§ **Exercise directions**: Pictures within the data are to be left out; everything else must be reproduced exactly.

§ **Input rows**:
----

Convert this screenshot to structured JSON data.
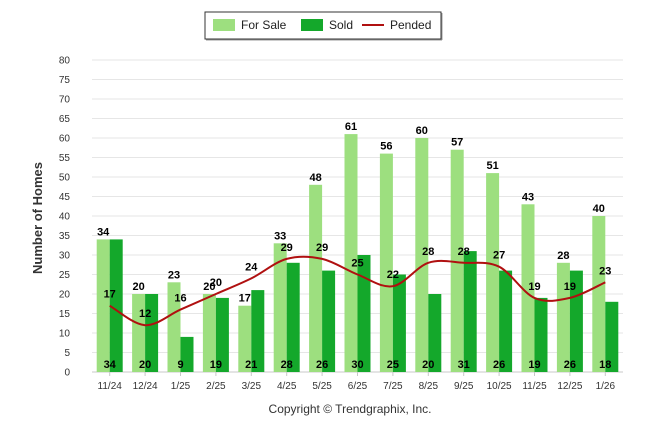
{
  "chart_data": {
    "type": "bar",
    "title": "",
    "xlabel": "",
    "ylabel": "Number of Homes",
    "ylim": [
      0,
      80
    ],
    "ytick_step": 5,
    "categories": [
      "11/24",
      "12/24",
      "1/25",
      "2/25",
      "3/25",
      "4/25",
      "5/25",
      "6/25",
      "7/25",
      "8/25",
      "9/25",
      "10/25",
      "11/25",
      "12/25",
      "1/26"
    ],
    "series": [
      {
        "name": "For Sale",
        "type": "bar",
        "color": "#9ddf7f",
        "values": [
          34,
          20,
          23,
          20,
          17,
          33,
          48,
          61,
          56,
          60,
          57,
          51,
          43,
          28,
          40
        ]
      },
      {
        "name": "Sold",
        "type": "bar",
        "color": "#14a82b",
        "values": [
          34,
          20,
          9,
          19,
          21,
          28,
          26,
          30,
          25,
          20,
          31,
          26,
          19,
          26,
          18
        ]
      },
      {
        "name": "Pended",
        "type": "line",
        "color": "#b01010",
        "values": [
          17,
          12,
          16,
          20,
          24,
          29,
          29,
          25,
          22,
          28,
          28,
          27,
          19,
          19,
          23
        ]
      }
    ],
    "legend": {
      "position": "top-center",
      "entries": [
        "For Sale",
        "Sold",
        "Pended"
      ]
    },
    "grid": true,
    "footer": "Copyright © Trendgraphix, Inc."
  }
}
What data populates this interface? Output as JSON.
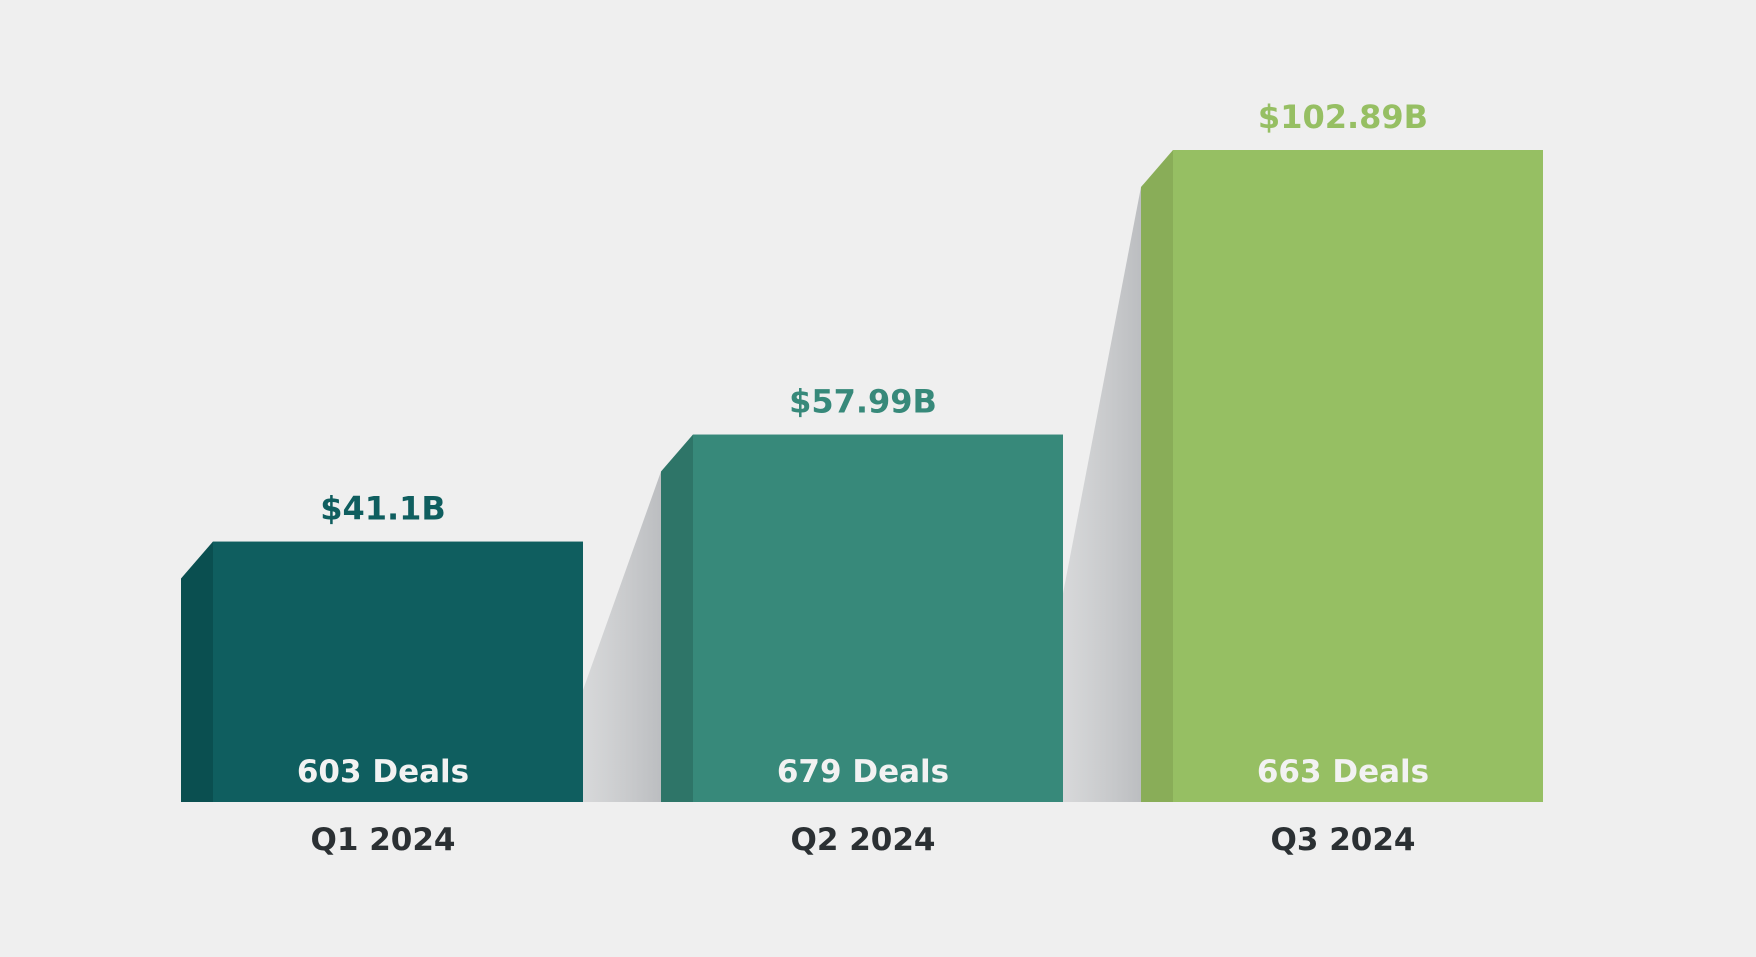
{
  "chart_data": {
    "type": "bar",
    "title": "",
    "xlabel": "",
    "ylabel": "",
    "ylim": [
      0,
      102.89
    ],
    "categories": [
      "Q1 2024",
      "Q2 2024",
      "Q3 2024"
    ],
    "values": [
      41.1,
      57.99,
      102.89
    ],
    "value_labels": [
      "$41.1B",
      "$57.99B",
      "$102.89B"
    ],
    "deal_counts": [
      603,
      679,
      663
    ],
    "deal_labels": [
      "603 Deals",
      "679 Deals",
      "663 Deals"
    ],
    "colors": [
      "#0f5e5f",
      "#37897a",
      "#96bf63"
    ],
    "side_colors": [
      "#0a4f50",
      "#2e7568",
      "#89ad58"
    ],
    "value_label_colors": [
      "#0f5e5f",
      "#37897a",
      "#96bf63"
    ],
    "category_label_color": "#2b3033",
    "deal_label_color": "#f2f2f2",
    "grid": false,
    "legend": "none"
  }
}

----

§ **Task result**:
Convert this screenshot to structured JSON data.
{
  "chart_data": {
    "type": "bar",
    "title": "",
    "xlabel": "",
    "ylabel": "Number of Homes",
    "ylim": [
      0,
      80
    ],
    "ytick_step": 5,
    "categories": [
      "11/24",
      "12/24",
      "1/25",
      "2/25",
      "3/25",
      "4/25",
      "5/25",
      "6/25",
      "7/25",
      "8/25",
      "9/25",
      "10/25",
      "11/25",
      "12/25",
      "1/26"
    ],
    "series": [
      {
        "name": "For Sale",
        "type": "bar",
        "color": "#9ddf7f",
        "values": [
          34,
          20,
          23,
          20,
          17,
          33,
          48,
          61,
          56,
          60,
          57,
          51,
          43,
          28,
          40
        ]
      },
      {
        "name": "Sold",
        "type": "bar",
        "color": "#14a82b",
        "values": [
          34,
          20,
          9,
          19,
          21,
          28,
          26,
          30,
          25,
          20,
          31,
          26,
          19,
          26,
          18
        ]
      },
      {
        "name": "Pended",
        "type": "line",
        "color": "#b01010",
        "values": [
          17,
          12,
          16,
          20,
          24,
          29,
          29,
          25,
          22,
          28,
          28,
          27,
          19,
          19,
          23
        ]
      }
    ],
    "legend": {
      "position": "top-center",
      "entries": [
        "For Sale",
        "Sold",
        "Pended"
      ]
    },
    "grid": true,
    "footer": "Copyright © Trendgraphix, Inc."
  }
}
What data populates this interface? Output as JSON.
{
  "chart_data": {
    "type": "bar",
    "title": "",
    "xlabel": "",
    "ylabel": "",
    "ylim": [
      0,
      102.89
    ],
    "categories": [
      "Q1 2024",
      "Q2 2024",
      "Q3 2024"
    ],
    "values": [
      41.1,
      57.99,
      102.89
    ],
    "value_labels": [
      "$41.1B",
      "$57.99B",
      "$102.89B"
    ],
    "deal_counts": [
      603,
      679,
      663
    ],
    "deal_labels": [
      "603 Deals",
      "679 Deals",
      "663 Deals"
    ],
    "colors": [
      "#0f5e5f",
      "#37897a",
      "#96bf63"
    ],
    "side_colors": [
      "#0a4f50",
      "#2e7568",
      "#89ad58"
    ],
    "value_label_colors": [
      "#0f5e5f",
      "#37897a",
      "#96bf63"
    ],
    "category_label_color": "#2b3033",
    "deal_label_color": "#f2f2f2",
    "grid": false,
    "legend": "none"
  }
}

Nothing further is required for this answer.